**** RECORDED INFORMATION

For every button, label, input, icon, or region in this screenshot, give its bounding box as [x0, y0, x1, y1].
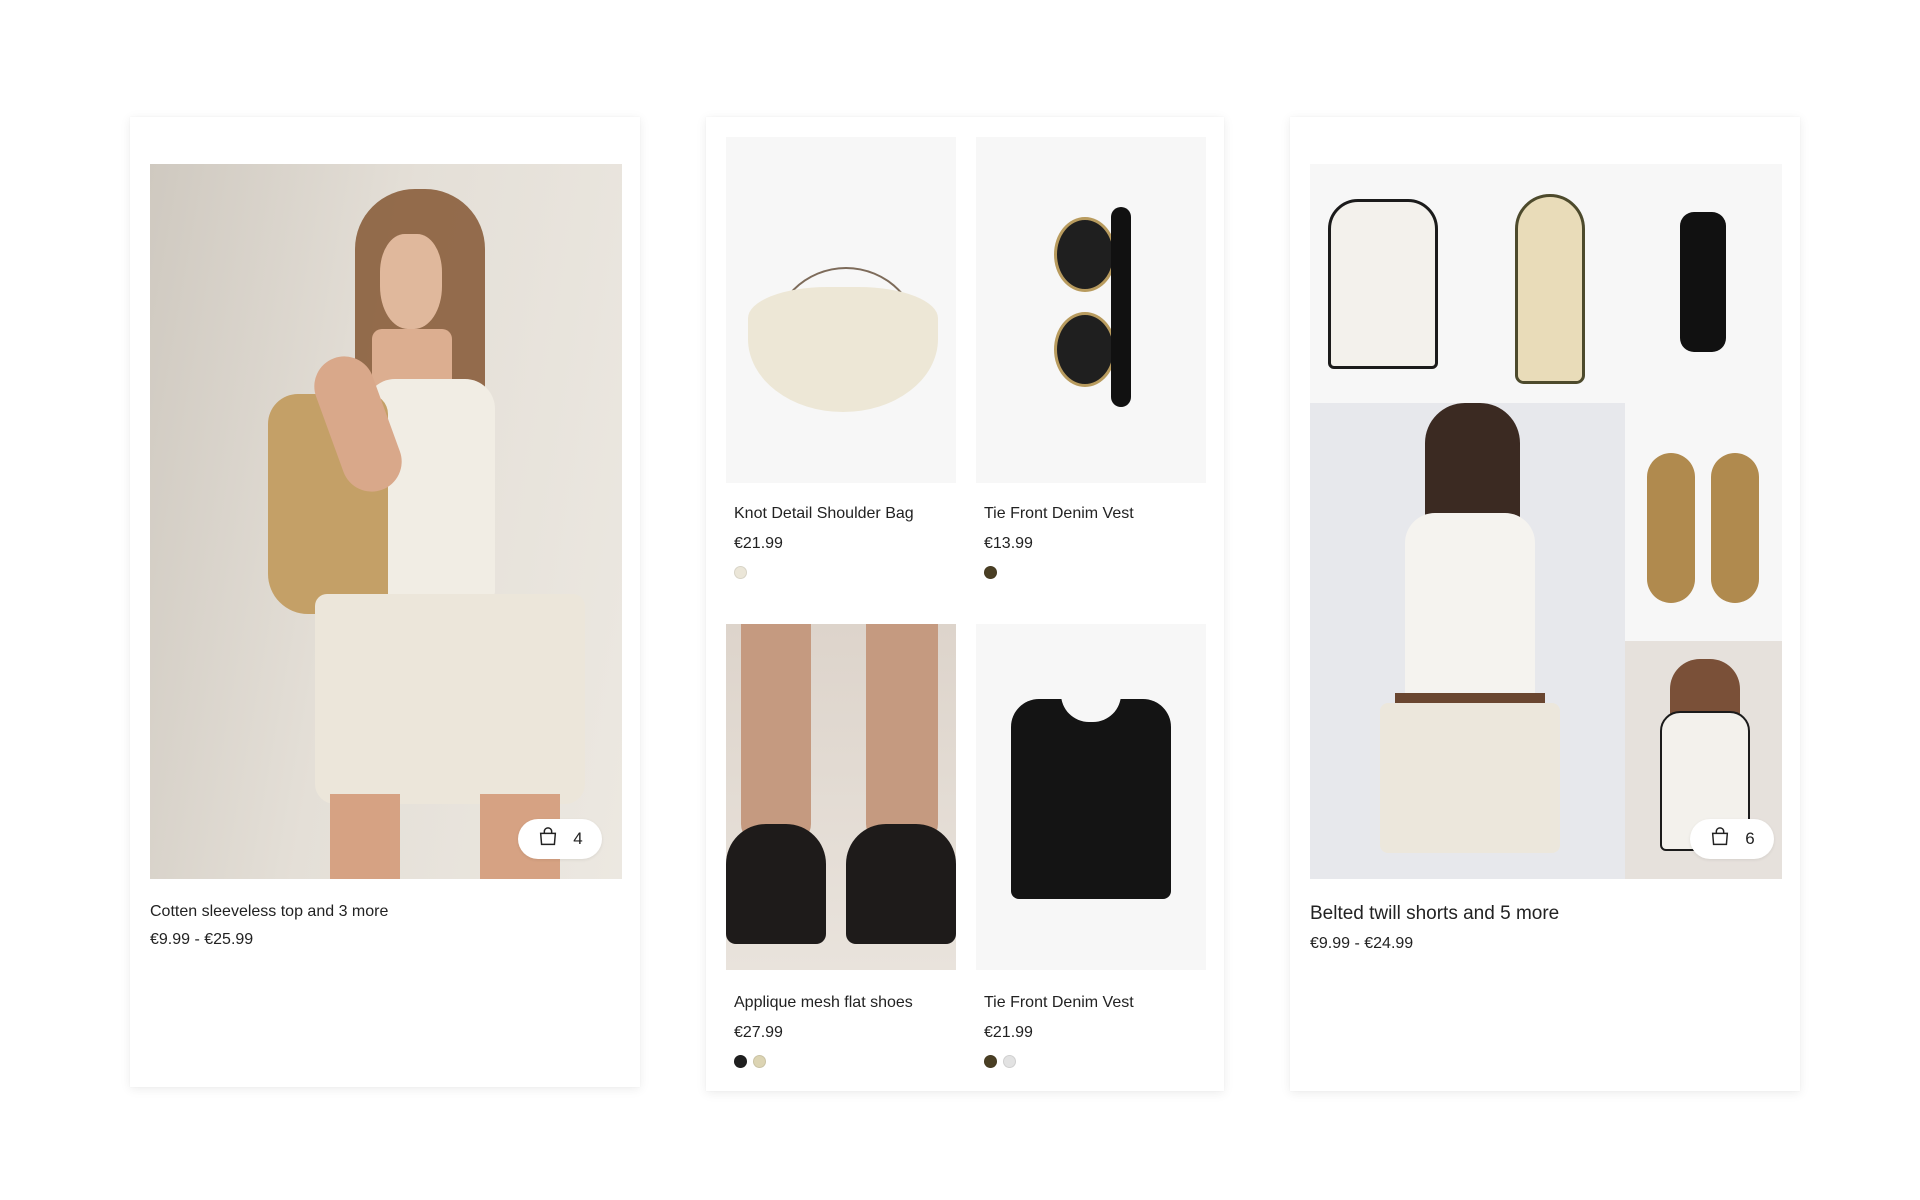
product-price: €21.99 [734, 535, 783, 552]
product-name[interactable]: Tie Front Denim Vest [984, 505, 1134, 523]
product-name[interactable]: Tie Front Denim Vest [984, 994, 1134, 1012]
products-card: Knot Detail Shoulder Bag €21.99 Tie Fron… [706, 117, 1224, 1091]
look-card-2[interactable]: 6 Belted twill shorts and 5 more €9.99 -… [1290, 117, 1800, 1091]
look-title[interactable]: Cotten sleeveless top and 3 more [150, 903, 388, 921]
shopping-bag-icon [1709, 826, 1731, 853]
product-name[interactable]: Applique mesh flat shoes [734, 994, 913, 1012]
look-card-1[interactable]: 4 Cotten sleeveless top and 3 more €9.99… [130, 117, 640, 1087]
product-price: €21.99 [984, 1024, 1033, 1041]
tank-top-thumb [1328, 199, 1438, 369]
product-price: €13.99 [984, 535, 1033, 552]
look-item-count: 4 [573, 829, 583, 848]
color-swatch[interactable] [1003, 1055, 1016, 1068]
color-swatches [734, 566, 747, 579]
sunglasses-thumb [1680, 212, 1726, 352]
color-swatches [984, 1055, 1016, 1068]
color-swatch[interactable] [984, 566, 997, 579]
model-photo [1310, 403, 1625, 879]
color-swatch[interactable] [984, 1055, 997, 1068]
scarf-thumb [1515, 194, 1585, 384]
sandals-thumb [1625, 403, 1782, 641]
look-item-count: 6 [1745, 829, 1755, 848]
color-swatch[interactable] [734, 566, 747, 579]
color-swatches [984, 566, 997, 579]
look-price-range: €9.99 - €24.99 [1310, 935, 1414, 952]
shop-look-button[interactable]: 6 [1690, 819, 1774, 859]
product-image-sunglasses[interactable] [976, 137, 1206, 483]
look-image-collage[interactable]: 6 [1310, 164, 1782, 879]
color-swatch[interactable] [753, 1055, 766, 1068]
look-title[interactable]: Belted twill shorts and 5 more [1310, 903, 1559, 925]
color-swatches [734, 1055, 766, 1068]
shop-look-button[interactable]: 4 [518, 819, 602, 859]
look-image-model-white-top[interactable]: 4 [150, 164, 622, 879]
product-image-mesh-flats[interactable] [726, 624, 956, 970]
look-price-range: €9.99 - €25.99 [150, 931, 254, 948]
product-image-shoulder-bag[interactable] [726, 137, 956, 483]
product-name[interactable]: Knot Detail Shoulder Bag [734, 505, 914, 523]
shopping-bag-icon [537, 826, 559, 853]
color-swatch[interactable] [734, 1055, 747, 1068]
product-image-black-vest[interactable] [976, 624, 1206, 970]
product-price: €27.99 [734, 1024, 783, 1041]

********

Print every line of the records above again, word for word, but leave out the picture.

TASK RESULT -
For every button, label, input, icon, or region in this screenshot, give its bounding box as [x0, y0, x1, y1].
product-price: €21.99 [734, 535, 783, 552]
product-name[interactable]: Tie Front Denim Vest [984, 505, 1134, 523]
product-name[interactable]: Tie Front Denim Vest [984, 994, 1134, 1012]
products-card: Knot Detail Shoulder Bag €21.99 Tie Fron… [706, 117, 1224, 1091]
look-card-2[interactable]: 6 Belted twill shorts and 5 more €9.99 -… [1290, 117, 1800, 1091]
look-title[interactable]: Cotten sleeveless top and 3 more [150, 903, 388, 921]
shopping-bag-icon [1709, 826, 1731, 853]
product-name[interactable]: Applique mesh flat shoes [734, 994, 913, 1012]
look-card-1[interactable]: 4 Cotten sleeveless top and 3 more €9.99… [130, 117, 640, 1087]
product-price: €21.99 [984, 1024, 1033, 1041]
tank-top-thumb [1328, 199, 1438, 369]
product-price: €13.99 [984, 535, 1033, 552]
look-item-count: 4 [573, 829, 583, 848]
color-swatch[interactable] [1003, 1055, 1016, 1068]
color-swatches [734, 566, 747, 579]
sunglasses-thumb [1680, 212, 1726, 352]
color-swatches [984, 1055, 1016, 1068]
color-swatch[interactable] [984, 566, 997, 579]
model-photo [1310, 403, 1625, 879]
color-swatch[interactable] [984, 1055, 997, 1068]
scarf-thumb [1515, 194, 1585, 384]
sandals-thumb [1625, 403, 1782, 641]
look-item-count: 6 [1745, 829, 1755, 848]
color-swatch[interactable] [734, 566, 747, 579]
color-swatches [984, 566, 997, 579]
look-price-range: €9.99 - €24.99 [1310, 935, 1414, 952]
shop-look-button[interactable]: 6 [1690, 819, 1774, 859]
product-image-sunglasses[interactable] [976, 137, 1206, 483]
look-image-collage[interactable]: 6 [1310, 164, 1782, 879]
color-swatch[interactable] [753, 1055, 766, 1068]
look-title[interactable]: Belted twill shorts and 5 more [1310, 903, 1559, 925]
color-swatches [734, 1055, 766, 1068]
shop-look-button[interactable]: 4 [518, 819, 602, 859]
look-image-model-white-top[interactable]: 4 [150, 164, 622, 879]
product-image-mesh-flats[interactable] [726, 624, 956, 970]
look-price-range: €9.99 - €25.99 [150, 931, 254, 948]
product-image-shoulder-bag[interactable] [726, 137, 956, 483]
product-name[interactable]: Knot Detail Shoulder Bag [734, 505, 914, 523]
shopping-bag-icon [537, 826, 559, 853]
color-swatch[interactable] [734, 1055, 747, 1068]
product-image-black-vest[interactable] [976, 624, 1206, 970]
product-price: €27.99 [734, 1024, 783, 1041]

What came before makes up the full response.